(Beginning of Document passage)
benefits provided by all the health insurance coverage
issued (as elected by the issuer) either by that issuer
or by all issuers in the State in the individual market
during the previous year (not including coverage issued
under this section), weighted by enrollment for the
different coverage.
``(4) Election.--The issuer elections under this subsection
shall apply uniformly to all eligible individuals in the State
for that issuer. Such an election shall be effective for
policies offered during a period of not shorter than 2 years.
``(5) Assumptions.--For purposes of paragraph (3), the
actuarial value of benefits provided under individual health
insurance coverage shall be calculated based on a standardized
population and a set of standardized utilization and cost
factors.
``(d) Special Rules for Network Plans.--
``(1) In general.--In the case of a health insurance issuer
that offers health insurance coverage in the individual market
through a network plan, the issuer may--
``(A) limit the individuals who may be enrolled
under such coverage to those who live, reside, or work
within the service area for such network plan; and
``(B) within the service area of such plan, deny
such coverage to such individuals if the issuer has
demonstrated, if required, to the applicable State
authority that--
``(i) it will not have the capacity to deliver
services adequately to additional individual
enrollees because of its obligations to existing
group contract holders and enrollees and
individual enrollees, and
``(ii) it is applying this paragraph uniformly
to individuals without regard to any health
status-related factor of such individuals and
without regard to whether the individuals are
eligible individuals.
``(2) 180-day suspension upon denial of coverage.--An
issuer, upon denying health insurance coverage in any service
area in accordance with paragraph (1)(B), may not offer coverage
in the individual market within such service area for a period
of 180 days after such coverage is denied.
``(e) Application of Financial Capacity Limits.--
``(1) In general.--A health insurance issuer may deny health
insurance coverage in the individual market to an eligible
individual if the issuer has demonstrated, if required, to the
applicable State authority that--
``(A) it does not have the financial reserves
necessary to underwrite additional coverage; and
``(B) it is applying this paragraph uniformly to all
individuals in the individual market in the State
consistent with applicable State law and without regard
to any health status-related factor of such individuals
and without regard to whether the individuals are
eligible individuals.
``(2) 180-day suspension upon denial of coverage.--An issuer
upon denying individual health insurance coverage in any service
area in accordance with paragraph (1) may not offer such
coverage in the individual market within such service area for a
period of 180 days after the date such coverage is denied or
until the issuer has demonstrated, if required under applicable
State law, to the applicable State authority that the issuer has
sufficient financial reserves to underwrite additional coverage,
whichever is later. A State may provide for the application of
this paragraph on a service-area-specific basis.
(End of Document passage)
## [Work instruction A]
In the health insurance provisions, transcribe the text from "benefits provided by" up to and including "than 2 years.".
## [Work instruction B]
Answer these questions using the health insurance provisions:
(i) For at least how long must an issuer's election under subsection (c) be effective?
(ii) Under the special rules for network plans, which individuals may an issuer limit enrollment to?
(iii) Under the financial capacity limits, how long is an issuer barred from offering coverage in a service area after denying coverage there?
(Beginning of Supplied data)
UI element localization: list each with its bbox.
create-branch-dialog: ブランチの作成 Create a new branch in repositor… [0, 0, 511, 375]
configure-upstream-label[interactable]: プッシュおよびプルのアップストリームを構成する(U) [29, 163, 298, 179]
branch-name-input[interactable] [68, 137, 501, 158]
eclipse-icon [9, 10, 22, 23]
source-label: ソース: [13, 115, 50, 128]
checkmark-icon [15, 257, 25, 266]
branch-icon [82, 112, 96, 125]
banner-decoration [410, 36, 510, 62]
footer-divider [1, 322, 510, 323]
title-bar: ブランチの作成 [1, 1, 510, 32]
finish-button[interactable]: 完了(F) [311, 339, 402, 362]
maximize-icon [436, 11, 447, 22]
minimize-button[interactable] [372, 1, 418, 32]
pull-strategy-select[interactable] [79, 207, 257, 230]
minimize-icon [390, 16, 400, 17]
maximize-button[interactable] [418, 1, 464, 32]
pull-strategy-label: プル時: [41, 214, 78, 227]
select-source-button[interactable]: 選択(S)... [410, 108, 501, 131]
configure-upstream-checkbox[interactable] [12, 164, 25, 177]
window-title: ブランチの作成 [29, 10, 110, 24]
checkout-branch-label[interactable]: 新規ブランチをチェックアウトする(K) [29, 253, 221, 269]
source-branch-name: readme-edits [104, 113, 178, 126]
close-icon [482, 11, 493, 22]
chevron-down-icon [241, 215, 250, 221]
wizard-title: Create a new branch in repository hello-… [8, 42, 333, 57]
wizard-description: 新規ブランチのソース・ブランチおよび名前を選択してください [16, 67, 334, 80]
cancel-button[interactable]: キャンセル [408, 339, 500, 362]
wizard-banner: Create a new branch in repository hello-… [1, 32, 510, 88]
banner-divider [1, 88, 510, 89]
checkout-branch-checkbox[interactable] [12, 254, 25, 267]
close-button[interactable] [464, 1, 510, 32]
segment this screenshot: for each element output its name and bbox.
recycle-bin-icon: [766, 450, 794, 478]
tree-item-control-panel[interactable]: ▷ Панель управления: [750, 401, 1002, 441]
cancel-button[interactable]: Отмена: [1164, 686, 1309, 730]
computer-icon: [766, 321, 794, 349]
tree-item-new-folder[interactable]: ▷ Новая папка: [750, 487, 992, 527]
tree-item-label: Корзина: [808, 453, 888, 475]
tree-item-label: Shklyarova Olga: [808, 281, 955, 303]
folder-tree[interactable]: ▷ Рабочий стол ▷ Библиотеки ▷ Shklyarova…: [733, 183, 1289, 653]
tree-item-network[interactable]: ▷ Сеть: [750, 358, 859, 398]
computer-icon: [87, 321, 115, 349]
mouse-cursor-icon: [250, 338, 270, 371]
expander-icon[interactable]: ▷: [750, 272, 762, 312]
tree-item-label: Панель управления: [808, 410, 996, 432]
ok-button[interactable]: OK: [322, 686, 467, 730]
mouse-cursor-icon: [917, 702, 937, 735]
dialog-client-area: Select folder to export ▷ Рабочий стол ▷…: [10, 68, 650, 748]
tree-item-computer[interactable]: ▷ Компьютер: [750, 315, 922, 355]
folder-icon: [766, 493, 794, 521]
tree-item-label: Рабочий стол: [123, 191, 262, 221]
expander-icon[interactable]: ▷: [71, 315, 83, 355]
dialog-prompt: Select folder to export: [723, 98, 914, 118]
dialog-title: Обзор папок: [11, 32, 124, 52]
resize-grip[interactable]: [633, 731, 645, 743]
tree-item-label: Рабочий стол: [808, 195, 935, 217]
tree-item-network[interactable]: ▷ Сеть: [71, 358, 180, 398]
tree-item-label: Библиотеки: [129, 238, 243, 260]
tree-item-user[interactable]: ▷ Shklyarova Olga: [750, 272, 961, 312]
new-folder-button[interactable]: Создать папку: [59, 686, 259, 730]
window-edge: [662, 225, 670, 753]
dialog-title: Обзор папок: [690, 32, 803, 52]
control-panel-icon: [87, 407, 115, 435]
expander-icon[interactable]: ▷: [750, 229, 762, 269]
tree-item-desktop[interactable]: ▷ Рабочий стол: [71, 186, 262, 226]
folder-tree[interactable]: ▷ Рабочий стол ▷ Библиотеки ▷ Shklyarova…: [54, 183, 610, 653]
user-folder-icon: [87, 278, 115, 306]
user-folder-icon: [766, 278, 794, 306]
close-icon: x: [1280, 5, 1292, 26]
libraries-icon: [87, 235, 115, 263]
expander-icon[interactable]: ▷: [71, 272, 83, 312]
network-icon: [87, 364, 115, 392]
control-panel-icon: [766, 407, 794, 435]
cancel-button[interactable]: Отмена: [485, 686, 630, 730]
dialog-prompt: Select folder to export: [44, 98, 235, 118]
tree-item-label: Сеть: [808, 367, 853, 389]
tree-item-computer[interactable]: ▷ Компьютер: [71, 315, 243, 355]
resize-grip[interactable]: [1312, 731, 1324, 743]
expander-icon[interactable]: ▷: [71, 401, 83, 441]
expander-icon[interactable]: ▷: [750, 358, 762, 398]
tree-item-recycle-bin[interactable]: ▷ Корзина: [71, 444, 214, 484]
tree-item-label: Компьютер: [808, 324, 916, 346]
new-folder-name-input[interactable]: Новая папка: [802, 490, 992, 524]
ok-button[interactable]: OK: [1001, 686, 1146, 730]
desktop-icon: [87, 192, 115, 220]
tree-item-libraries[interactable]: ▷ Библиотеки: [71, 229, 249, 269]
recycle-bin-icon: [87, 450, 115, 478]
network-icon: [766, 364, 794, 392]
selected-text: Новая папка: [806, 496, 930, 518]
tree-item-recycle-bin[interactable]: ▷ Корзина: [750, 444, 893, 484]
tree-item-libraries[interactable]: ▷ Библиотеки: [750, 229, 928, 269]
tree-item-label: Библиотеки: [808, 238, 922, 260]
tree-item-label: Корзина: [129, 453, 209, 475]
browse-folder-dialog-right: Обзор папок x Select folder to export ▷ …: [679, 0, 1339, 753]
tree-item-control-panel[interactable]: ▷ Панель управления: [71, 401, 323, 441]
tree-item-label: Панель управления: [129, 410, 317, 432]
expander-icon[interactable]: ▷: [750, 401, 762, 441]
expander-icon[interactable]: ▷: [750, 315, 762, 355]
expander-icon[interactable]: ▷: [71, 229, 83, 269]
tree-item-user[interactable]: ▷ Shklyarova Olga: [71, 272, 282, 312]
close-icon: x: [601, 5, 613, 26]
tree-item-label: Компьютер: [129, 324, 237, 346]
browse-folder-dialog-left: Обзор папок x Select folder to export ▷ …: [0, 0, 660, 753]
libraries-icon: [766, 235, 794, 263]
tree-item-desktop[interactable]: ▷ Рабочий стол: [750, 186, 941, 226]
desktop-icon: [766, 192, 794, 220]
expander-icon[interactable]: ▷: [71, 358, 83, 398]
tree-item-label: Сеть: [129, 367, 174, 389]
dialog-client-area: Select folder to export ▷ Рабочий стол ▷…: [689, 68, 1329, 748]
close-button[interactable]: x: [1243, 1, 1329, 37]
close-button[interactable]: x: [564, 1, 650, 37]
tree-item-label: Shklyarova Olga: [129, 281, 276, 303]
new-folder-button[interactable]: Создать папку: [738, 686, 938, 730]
(End of Supplied data)
## [Exercise output A]
benefits provided by all the health insurance coverage
issued (as elected by the issuer) either by that issuer
or by all issuers in the State in the individual market
during the previous year (not including coverage issued
under this section), weighted by enrollment for the
different coverage.
``(4) Election.--The issuer elections under this subsection
shall apply uniformly to all eligible individuals in the State
for that issuer. Such an election shall be effective for
policies offered during a period of not shorter than 2 years.

## [Exercise output B]
(i) For policies offered during a period of not shorter than 2 years.
(ii) Those who live, reside, or work within the service area for the network plan.
(iii) For 180 days after the date the coverage is denied, or until the issuer has demonstrated to the applicable State authority (if required under applicable State law) that it has sufficient financial reserves to underwrite additional coverage, whichever is later.